--- BEGIN EXTRACTED RECORDS ---

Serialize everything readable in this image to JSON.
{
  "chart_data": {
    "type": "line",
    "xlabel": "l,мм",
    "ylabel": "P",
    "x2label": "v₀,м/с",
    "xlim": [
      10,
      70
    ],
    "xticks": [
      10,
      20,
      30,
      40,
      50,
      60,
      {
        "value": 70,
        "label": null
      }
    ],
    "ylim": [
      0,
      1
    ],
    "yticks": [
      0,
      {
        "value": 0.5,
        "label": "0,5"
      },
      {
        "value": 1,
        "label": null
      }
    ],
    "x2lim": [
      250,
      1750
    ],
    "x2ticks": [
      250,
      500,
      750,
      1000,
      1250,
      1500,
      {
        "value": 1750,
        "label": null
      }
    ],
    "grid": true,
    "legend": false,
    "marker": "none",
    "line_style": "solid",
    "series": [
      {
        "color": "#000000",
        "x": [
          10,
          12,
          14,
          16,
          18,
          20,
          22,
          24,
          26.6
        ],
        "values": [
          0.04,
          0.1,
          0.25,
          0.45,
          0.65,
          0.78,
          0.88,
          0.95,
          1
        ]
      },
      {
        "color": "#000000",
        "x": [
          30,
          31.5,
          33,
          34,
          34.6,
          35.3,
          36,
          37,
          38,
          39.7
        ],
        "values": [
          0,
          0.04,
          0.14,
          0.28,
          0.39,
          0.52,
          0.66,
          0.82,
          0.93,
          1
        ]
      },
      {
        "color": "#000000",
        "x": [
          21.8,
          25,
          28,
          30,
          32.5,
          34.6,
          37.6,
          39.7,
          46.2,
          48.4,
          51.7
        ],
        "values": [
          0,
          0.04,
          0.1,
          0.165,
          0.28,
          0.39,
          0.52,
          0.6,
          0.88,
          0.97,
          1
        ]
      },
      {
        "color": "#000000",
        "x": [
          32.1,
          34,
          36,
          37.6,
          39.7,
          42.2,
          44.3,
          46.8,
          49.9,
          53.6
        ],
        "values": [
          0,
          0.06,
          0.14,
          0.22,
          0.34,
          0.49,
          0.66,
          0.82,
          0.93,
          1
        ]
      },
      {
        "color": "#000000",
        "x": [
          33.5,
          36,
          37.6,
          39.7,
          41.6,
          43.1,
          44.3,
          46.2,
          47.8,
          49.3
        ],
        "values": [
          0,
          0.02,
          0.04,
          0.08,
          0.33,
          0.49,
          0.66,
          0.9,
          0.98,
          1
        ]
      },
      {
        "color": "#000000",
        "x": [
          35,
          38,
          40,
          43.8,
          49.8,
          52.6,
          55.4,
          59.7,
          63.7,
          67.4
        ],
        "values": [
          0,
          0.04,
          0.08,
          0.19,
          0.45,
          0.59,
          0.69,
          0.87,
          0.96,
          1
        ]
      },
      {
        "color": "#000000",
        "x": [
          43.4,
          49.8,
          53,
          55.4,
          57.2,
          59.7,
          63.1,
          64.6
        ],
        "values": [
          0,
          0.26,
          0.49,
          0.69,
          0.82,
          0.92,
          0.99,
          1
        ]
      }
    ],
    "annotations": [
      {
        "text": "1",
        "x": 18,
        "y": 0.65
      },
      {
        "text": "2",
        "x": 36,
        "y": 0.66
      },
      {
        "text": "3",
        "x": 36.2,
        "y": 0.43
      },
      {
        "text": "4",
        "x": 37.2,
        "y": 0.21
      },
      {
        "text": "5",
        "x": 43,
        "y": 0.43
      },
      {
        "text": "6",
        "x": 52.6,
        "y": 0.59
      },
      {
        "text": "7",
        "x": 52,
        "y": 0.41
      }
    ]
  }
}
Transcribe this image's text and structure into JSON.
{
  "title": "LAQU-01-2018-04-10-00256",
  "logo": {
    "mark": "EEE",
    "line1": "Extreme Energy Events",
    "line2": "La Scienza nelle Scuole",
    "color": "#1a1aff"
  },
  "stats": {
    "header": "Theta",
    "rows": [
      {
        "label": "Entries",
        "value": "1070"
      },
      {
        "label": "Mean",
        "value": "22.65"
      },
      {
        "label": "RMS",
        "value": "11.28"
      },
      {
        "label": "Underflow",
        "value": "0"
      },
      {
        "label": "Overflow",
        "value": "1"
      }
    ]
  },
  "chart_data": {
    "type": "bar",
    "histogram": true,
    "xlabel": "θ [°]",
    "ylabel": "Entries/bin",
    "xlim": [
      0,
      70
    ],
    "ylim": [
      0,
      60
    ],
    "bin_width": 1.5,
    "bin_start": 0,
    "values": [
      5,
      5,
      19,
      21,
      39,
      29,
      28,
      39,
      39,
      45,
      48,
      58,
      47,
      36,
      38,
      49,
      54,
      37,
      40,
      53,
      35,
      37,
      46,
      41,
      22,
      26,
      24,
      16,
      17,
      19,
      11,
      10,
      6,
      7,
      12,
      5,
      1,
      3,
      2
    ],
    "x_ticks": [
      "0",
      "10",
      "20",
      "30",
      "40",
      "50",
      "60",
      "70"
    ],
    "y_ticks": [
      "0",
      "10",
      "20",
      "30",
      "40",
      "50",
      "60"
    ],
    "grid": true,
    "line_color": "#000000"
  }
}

--- END EXTRACTED RECORDS ---

__THE PROBLEM__. Repeat all the entries word for word.

__RESPONSE__.
Serialize everything readable in this image to JSON.
{
  "chart_data": {
    "type": "line",
    "xlabel": "l,мм",
    "ylabel": "P",
    "x2label": "v₀,м/с",
    "xlim": [
      10,
      70
    ],
    "xticks": [
      10,
      20,
      30,
      40,
      50,
      60,
      {
        "value": 70,
        "label": null
      }
    ],
    "ylim": [
      0,
      1
    ],
    "yticks": [
      0,
      {
        "value": 0.5,
        "label": "0,5"
      },
      {
        "value": 1,
        "label": null
      }
    ],
    "x2lim": [
      250,
      1750
    ],
    "x2ticks": [
      250,
      500,
      750,
      1000,
      1250,
      1500,
      {
        "value": 1750,
        "label": null
      }
    ],
    "grid": true,
    "legend": false,
    "marker": "none",
    "line_style": "solid",
    "series": [
      {
        "color": "#000000",
        "x": [
          10,
          12,
          14,
          16,
          18,
          20,
          22,
          24,
          26.6
        ],
        "values": [
          0.04,
          0.1,
          0.25,
          0.45,
          0.65,
          0.78,
          0.88,
          0.95,
          1
        ]
      },
      {
        "color": "#000000",
        "x": [
          30,
          31.5,
          33,
          34,
          34.6,
          35.3,
          36,
          37,
          38,
          39.7
        ],
        "values": [
          0,
          0.04,
          0.14,
          0.28,
          0.39,
          0.52,
          0.66,
          0.82,
          0.93,
          1
        ]
      },
      {
        "color": "#000000",
        "x": [
          21.8,
          25,
          28,
          30,
          32.5,
          34.6,
          37.6,
          39.7,
          46.2,
          48.4,
          51.7
        ],
        "values": [
          0,
          0.04,
          0.1,
          0.165,
          0.28,
          0.39,
          0.52,
          0.6,
          0.88,
          0.97,
          1
        ]
      },
      {
        "color": "#000000",
        "x": [
          32.1,
          34,
          36,
          37.6,
          39.7,
          42.2,
          44.3,
          46.8,
          49.9,
          53.6
        ],
        "values": [
          0,
          0.06,
          0.14,
          0.22,
          0.34,
          0.49,
          0.66,
          0.82,
          0.93,
          1
        ]
      },
      {
        "color": "#000000",
        "x": [
          33.5,
          36,
          37.6,
          39.7,
          41.6,
          43.1,
          44.3,
          46.2,
          47.8,
          49.3
        ],
        "values": [
          0,
          0.02,
          0.04,
          0.08,
          0.33,
          0.49,
          0.66,
          0.9,
          0.98,
          1
        ]
      },
      {
        "color": "#000000",
        "x": [
          35,
          38,
          40,
          43.8,
          49.8,
          52.6,
          55.4,
          59.7,
          63.7,
          67.4
        ],
        "values": [
          0,
          0.04,
          0.08,
          0.19,
          0.45,
          0.59,
          0.69,
          0.87,
          0.96,
          1
        ]
      },
      {
        "color": "#000000",
        "x": [
          43.4,
          49.8,
          53,
          55.4,
          57.2,
          59.7,
          63.1,
          64.6
        ],
        "values": [
          0,
          0.26,
          0.49,
          0.69,
          0.82,
          0.92,
          0.99,
          1
        ]
      }
    ],
    "annotations": [
      {
        "text": "1",
        "x": 18,
        "y": 0.65
      },
      {
        "text": "2",
        "x": 36,
        "y": 0.66
      },
      {
        "text": "3",
        "x": 36.2,
        "y": 0.43
      },
      {
        "text": "4",
        "x": 37.2,
        "y": 0.21
      },
      {
        "text": "5",
        "x": 43,
        "y": 0.43
      },
      {
        "text": "6",
        "x": 52.6,
        "y": 0.59
      },
      {
        "text": "7",
        "x": 52,
        "y": 0.41
      }
    ]
  }
}
Transcribe this image's text and structure into JSON.
{
  "title": "LAQU-01-2018-04-10-00256",
  "logo": {
    "mark": "EEE",
    "line1": "Extreme Energy Events",
    "line2": "La Scienza nelle Scuole",
    "color": "#1a1aff"
  },
  "stats": {
    "header": "Theta",
    "rows": [
      {
        "label": "Entries",
        "value": "1070"
      },
      {
        "label": "Mean",
        "value": "22.65"
      },
      {
        "label": "RMS",
        "value": "11.28"
      },
      {
        "label": "Underflow",
        "value": "0"
      },
      {
        "label": "Overflow",
        "value": "1"
      }
    ]
  },
  "chart_data": {
    "type": "bar",
    "histogram": true,
    "xlabel": "θ [°]",
    "ylabel": "Entries/bin",
    "xlim": [
      0,
      70
    ],
    "ylim": [
      0,
      60
    ],
    "bin_width": 1.5,
    "bin_start": 0,
    "values": [
      5,
      5,
      19,
      21,
      39,
      29,
      28,
      39,
      39,
      45,
      48,
      58,
      47,
      36,
      38,
      49,
      54,
      37,
      40,
      53,
      35,
      37,
      46,
      41,
      22,
      26,
      24,
      16,
      17,
      19,
      11,
      10,
      6,
      7,
      12,
      5,
      1,
      3,
      2
    ],
    "x_ticks": [
      "0",
      "10",
      "20",
      "30",
      "40",
      "50",
      "60",
      "70"
    ],
    "y_ticks": [
      "0",
      "10",
      "20",
      "30",
      "40",
      "50",
      "60"
    ],
    "grid": true,
    "line_color": "#000000"
  }
}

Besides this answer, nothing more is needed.